Stored data
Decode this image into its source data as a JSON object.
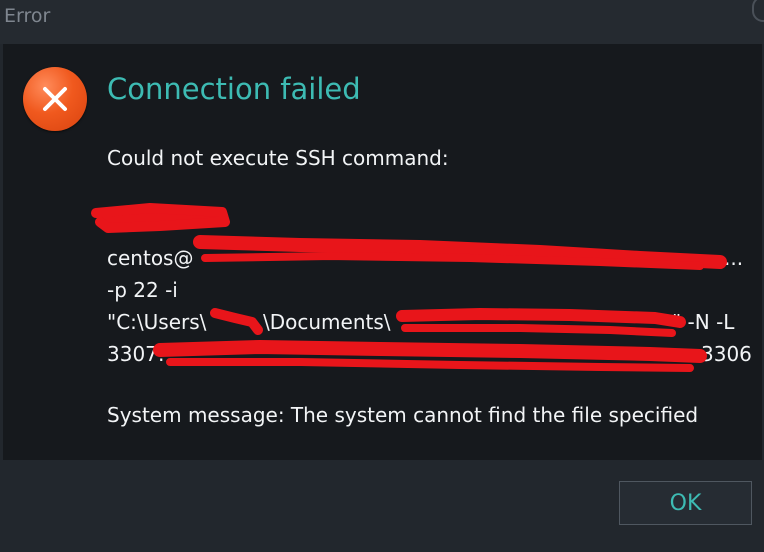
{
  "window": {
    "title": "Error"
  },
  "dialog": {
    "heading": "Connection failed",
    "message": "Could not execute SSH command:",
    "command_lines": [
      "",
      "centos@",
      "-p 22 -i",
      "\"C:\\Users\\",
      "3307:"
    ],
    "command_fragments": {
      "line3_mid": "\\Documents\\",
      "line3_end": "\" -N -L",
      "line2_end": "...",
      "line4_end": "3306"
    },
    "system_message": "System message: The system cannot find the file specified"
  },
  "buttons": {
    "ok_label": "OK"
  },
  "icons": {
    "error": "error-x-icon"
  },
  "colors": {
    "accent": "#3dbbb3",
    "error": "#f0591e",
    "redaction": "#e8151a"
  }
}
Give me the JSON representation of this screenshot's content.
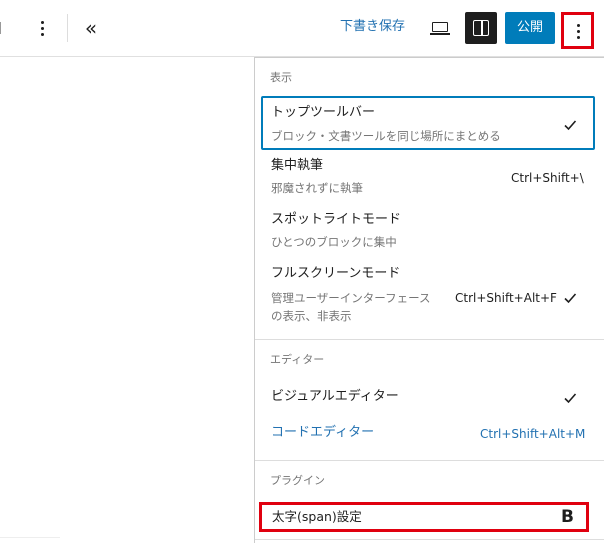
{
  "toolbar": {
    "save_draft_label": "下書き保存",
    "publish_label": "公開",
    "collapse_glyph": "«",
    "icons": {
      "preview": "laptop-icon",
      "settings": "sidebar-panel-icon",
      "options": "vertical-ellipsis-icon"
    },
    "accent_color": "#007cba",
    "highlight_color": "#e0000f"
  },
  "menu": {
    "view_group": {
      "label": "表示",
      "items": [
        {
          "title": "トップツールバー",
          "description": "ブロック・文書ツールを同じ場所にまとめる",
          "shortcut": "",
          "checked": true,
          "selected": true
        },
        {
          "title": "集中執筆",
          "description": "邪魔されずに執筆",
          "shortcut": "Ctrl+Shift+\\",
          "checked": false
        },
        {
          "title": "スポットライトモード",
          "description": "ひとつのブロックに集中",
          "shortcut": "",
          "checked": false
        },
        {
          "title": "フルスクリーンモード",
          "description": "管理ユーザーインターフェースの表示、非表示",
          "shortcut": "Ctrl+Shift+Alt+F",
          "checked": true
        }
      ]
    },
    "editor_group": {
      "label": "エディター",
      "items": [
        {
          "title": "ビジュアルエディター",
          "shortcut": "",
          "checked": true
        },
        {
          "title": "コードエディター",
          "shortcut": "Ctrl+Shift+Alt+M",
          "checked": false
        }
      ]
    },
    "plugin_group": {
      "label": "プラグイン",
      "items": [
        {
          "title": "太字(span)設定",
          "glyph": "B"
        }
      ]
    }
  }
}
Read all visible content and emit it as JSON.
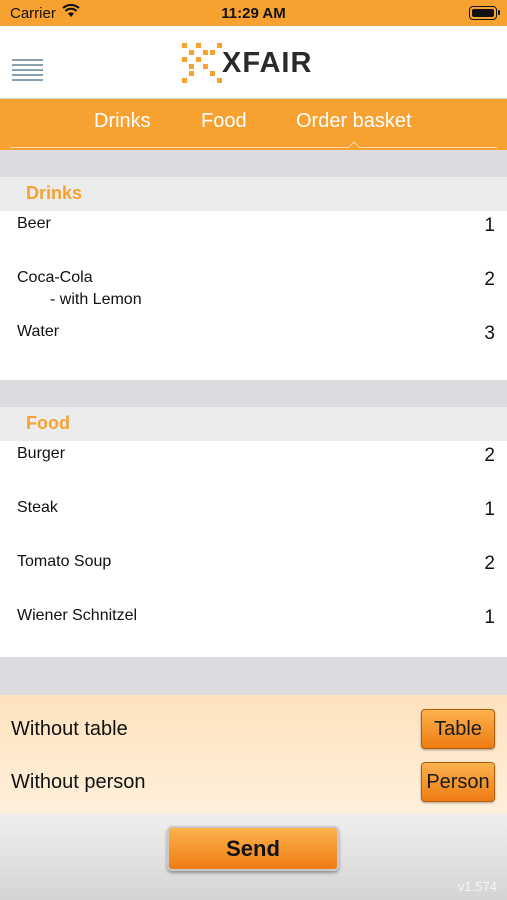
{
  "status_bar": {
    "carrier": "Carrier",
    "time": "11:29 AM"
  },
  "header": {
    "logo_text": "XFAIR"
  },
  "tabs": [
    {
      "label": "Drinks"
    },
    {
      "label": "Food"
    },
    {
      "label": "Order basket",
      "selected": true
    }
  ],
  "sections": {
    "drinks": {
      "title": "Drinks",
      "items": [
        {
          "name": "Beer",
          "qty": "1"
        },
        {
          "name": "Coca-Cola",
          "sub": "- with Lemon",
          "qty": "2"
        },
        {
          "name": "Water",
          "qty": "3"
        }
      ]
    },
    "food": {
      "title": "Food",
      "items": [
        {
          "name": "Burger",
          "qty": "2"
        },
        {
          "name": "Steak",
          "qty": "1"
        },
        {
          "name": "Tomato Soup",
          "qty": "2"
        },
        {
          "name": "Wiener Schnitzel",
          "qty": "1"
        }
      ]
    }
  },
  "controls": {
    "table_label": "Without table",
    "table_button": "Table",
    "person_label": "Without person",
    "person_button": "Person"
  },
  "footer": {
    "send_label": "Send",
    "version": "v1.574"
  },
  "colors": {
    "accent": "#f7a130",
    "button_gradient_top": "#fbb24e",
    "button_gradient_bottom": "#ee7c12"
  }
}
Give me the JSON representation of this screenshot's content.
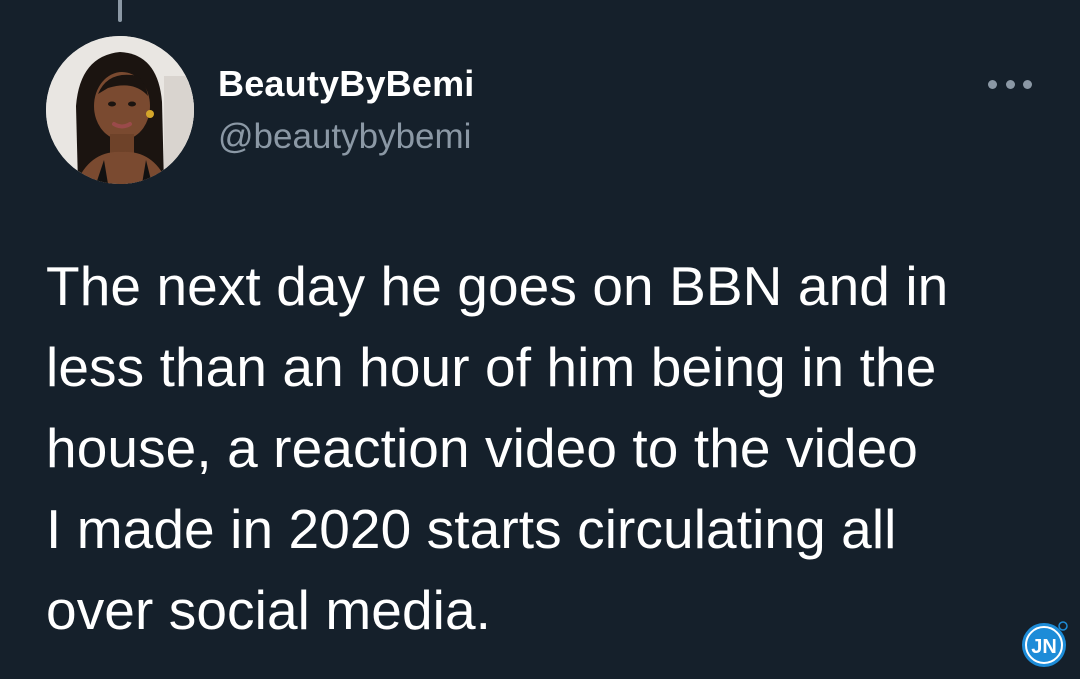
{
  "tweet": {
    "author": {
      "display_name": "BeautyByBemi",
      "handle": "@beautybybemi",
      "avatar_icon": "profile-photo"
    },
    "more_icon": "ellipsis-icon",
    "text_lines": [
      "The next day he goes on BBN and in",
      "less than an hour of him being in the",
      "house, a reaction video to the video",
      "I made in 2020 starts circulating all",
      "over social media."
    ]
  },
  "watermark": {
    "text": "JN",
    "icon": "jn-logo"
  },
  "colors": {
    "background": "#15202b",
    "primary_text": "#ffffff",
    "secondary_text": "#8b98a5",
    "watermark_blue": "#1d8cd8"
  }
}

# To be done:
Leave out every picture and copy the rest of the records exactly.

# In response:
Decode this image into its source data as a JSON object.
{
  "window": {
    "title": "Error"
  },
  "dialog": {
    "heading": "Connection failed",
    "message": "Could not execute SSH command:",
    "command_lines": [
      "",
      "centos@",
      "-p 22 -i",
      "\"C:\\Users\\",
      "3307:"
    ],
    "command_fragments": {
      "line3_mid": "\\Documents\\",
      "line3_end": "\" -N -L",
      "line2_end": "...",
      "line4_end": "3306"
    },
    "system_message": "System message: The system cannot find the file specified"
  },
  "buttons": {
    "ok_label": "OK"
  },
  "icons": {
    "error": "error-x-icon"
  },
  "colors": {
    "accent": "#3dbbb3",
    "error": "#f0591e",
    "redaction": "#e8151a"
  }
}
Give me the JSON representation of this screenshot's content.
{
  "toolbar": {
    "save_draft_label": "下書き保存",
    "publish_label": "公開",
    "collapse_glyph": "«",
    "icons": {
      "preview": "laptop-icon",
      "settings": "sidebar-panel-icon",
      "options": "vertical-ellipsis-icon"
    },
    "accent_color": "#007cba",
    "highlight_color": "#e0000f"
  },
  "menu": {
    "view_group": {
      "label": "表示",
      "items": [
        {
          "title": "トップツールバー",
          "description": "ブロック・文書ツールを同じ場所にまとめる",
          "shortcut": "",
          "checked": true,
          "selected": true
        },
        {
          "title": "集中執筆",
          "description": "邪魔されずに執筆",
          "shortcut": "Ctrl+Shift+\\",
          "checked": false
        },
        {
          "title": "スポットライトモード",
          "description": "ひとつのブロックに集中",
          "shortcut": "",
          "checked": false
        },
        {
          "title": "フルスクリーンモード",
          "description": "管理ユーザーインターフェースの表示、非表示",
          "shortcut": "Ctrl+Shift+Alt+F",
          "checked": true
        }
      ]
    },
    "editor_group": {
      "label": "エディター",
      "items": [
        {
          "title": "ビジュアルエディター",
          "shortcut": "",
          "checked": true
        },
        {
          "title": "コードエディター",
          "shortcut": "Ctrl+Shift+Alt+M",
          "checked": false
        }
      ]
    },
    "plugin_group": {
      "label": "プラグイン",
      "items": [
        {
          "title": "太字(span)設定",
          "glyph": "B"
        }
      ]
    }
  }
}
Read all visible content and emit it as JSON.
{
  "status_bar": {
    "carrier": "Carrier",
    "time": "11:29 AM"
  },
  "header": {
    "logo_text": "XFAIR"
  },
  "tabs": [
    {
      "label": "Drinks"
    },
    {
      "label": "Food"
    },
    {
      "label": "Order basket",
      "selected": true
    }
  ],
  "sections": {
    "drinks": {
      "title": "Drinks",
      "items": [
        {
          "name": "Beer",
          "qty": "1"
        },
        {
          "name": "Coca-Cola",
          "sub": "- with Lemon",
          "qty": "2"
        },
        {
          "name": "Water",
          "qty": "3"
        }
      ]
    },
    "food": {
      "title": "Food",
      "items": [
        {
          "name": "Burger",
          "qty": "2"
        },
        {
          "name": "Steak",
          "qty": "1"
        },
        {
          "name": "Tomato Soup",
          "qty": "2"
        },
        {
          "name": "Wiener Schnitzel",
          "qty": "1"
        }
      ]
    }
  },
  "controls": {
    "table_label": "Without table",
    "table_button": "Table",
    "person_label": "Without person",
    "person_button": "Person"
  },
  "footer": {
    "send_label": "Send",
    "version": "v1.574"
  },
  "colors": {
    "accent": "#f7a130",
    "button_gradient_top": "#fbb24e",
    "button_gradient_bottom": "#ee7c12"
  }
}
Give me the JSON representation of this screenshot's content.
{
  "tweet": {
    "author": {
      "display_name": "BeautyByBemi",
      "handle": "@beautybybemi",
      "avatar_icon": "profile-photo"
    },
    "more_icon": "ellipsis-icon",
    "text_lines": [
      "The next day he goes on BBN and in",
      "less than an hour of him being in the",
      "house, a reaction video to the video",
      "I made in 2020 starts circulating all",
      "over social media."
    ]
  },
  "watermark": {
    "text": "JN",
    "icon": "jn-logo"
  },
  "colors": {
    "background": "#15202b",
    "primary_text": "#ffffff",
    "secondary_text": "#8b98a5",
    "watermark_blue": "#1d8cd8"
  }
}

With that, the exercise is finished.